[Tarefa proposta A]
Reproduza fielmente a parte do trecho sobre House of Cards que se inicia nas palavras que contêm "Eu tinha minhas" e se encerra em "é para melhor.".
[Tarefa proposta B]
No trecho sobre House of Cards, quem assumiu a liderança da série depois do afastamento de Beau Willimon?

Eu tinha minhas dúvidas ao apertar o play no primeiro episódio da quinta temporada de House of Cards. Esse era o primeiro ano da série em que seu criador, o genial Beau Willimon, não agia como showrunner, ou seja, como principal roteirista no comando da equipe criativa. O afastamento amigável de Willimon, que partiu para produzir uma série de ficção científica (The First) para a Hulu, concorrente da Netflix no mercado de streaming, abriu espaço para os roteiristas Melissa James Gibson e Frank Pugliese assumirem a liderança. A dupla, que já havia assinado alguns dos melhores episódios da trama nos anos anteriores, inspirava confiança, mas a experiência de qualquer fã de séries vai te dizer que, quando um criador começa a se afastar de sua própria criação, uma mudança sísmica é praticamente inevitável – e raramente essa mudança é para melhor.

House of Cards, felizmente, é uma dessas raridades. Nas mãos de Gibson e Pugliese, a série passa por uma mudança de tom radical, mas operada com elegância e estoicismo que dariam orgulho a Claire Underwood, a inabalável protagonista feita por Robin Wright. Ela ganha mais espaço esse ano, enquanto enfrenta os estágios finais de uma campanha eleitoral no papel de vice-presidente na chapa do marido, Francis (Kevin Spacey), atual comandante-em-chefe dos EUA, que enfrenta acusações (embasadas) de corrupção. Os 13 episódios do ano vem recheados das habituais reviravoltas de trama, balés de influência política e terremotos emocionais no cada vez mais fascinante relacionamento entre os dois protagonistas.

House of Cards sempre foi um novelão político em seu coração, mas a quinta temporada espertamente foge dos momentos bombáticos (com algumas exceções, é claro) a fim de trazer as armações dos Underwood de volta para um contexto minimamente realista em que eles são capazes de refletir muito mais da atual paisagem política do que poderiam nas temporadas anteriores. O resultado é que a série da Netflix se mostra mais atual do que nunca, emprestando com esperteza detalhes do começo da administração Trump e do clima político mundial antes e depois de sua eleição. Ter Melissa James Gibson no comando significa também que o status de Claire como co-protagonista, por vezes até mais central e fascinante do que Francis, é estabelecido com mais força, e a trama se costura de forma inteligente para colocá-la  nessa posição.

[Linhas de dados]
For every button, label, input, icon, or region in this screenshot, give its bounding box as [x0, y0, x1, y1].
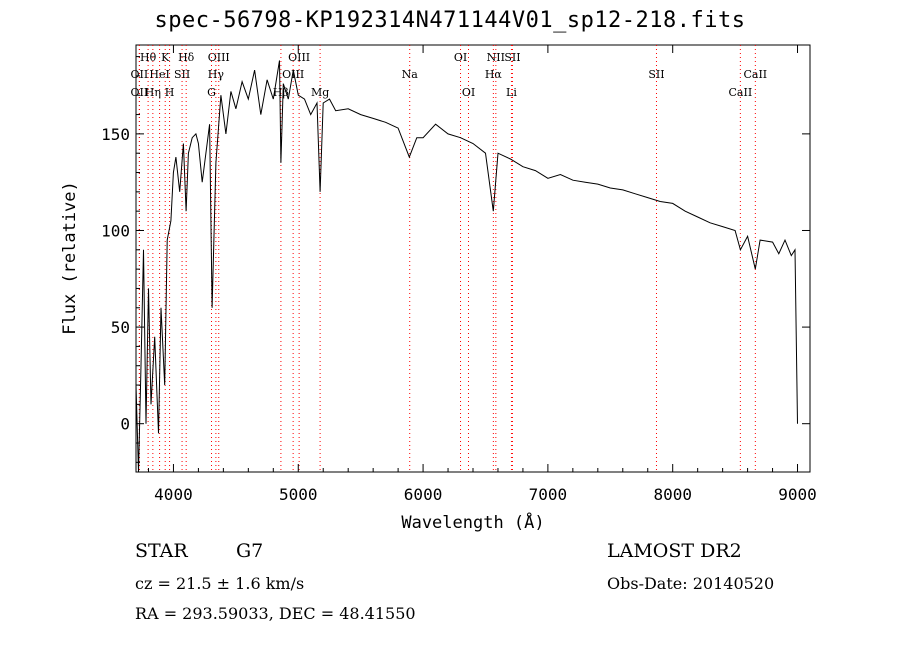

[Resultado final A]
Eu tinha minhas dúvidas ao apertar o play no primeiro episódio da quinta temporada de House of Cards. Esse era o primeiro ano da série em que seu criador, o genial Beau Willimon, não agia como showrunner, ou seja, como principal roteirista no comando da equipe criativa. O afastamento amigável de Willimon, que partiu para produzir uma série de ficção científica (The First) para a Hulu, concorrente da Netflix no mercado de streaming, abriu espaço para os roteiristas Melissa James Gibson e Frank Pugliese assumirem a liderança. A dupla, que já havia assinado alguns dos melhores episódios da trama nos anos anteriores, inspirava confiança, mas a experiência de qualquer fã de séries vai te dizer que, quando um criador começa a se afastar de sua própria criação, uma mudança sísmica é praticamente inevitável – e raramente essa mudança é para melhor.

[Resultado final B]
Os roteiristas Melissa James Gibson e Frank Pugliese.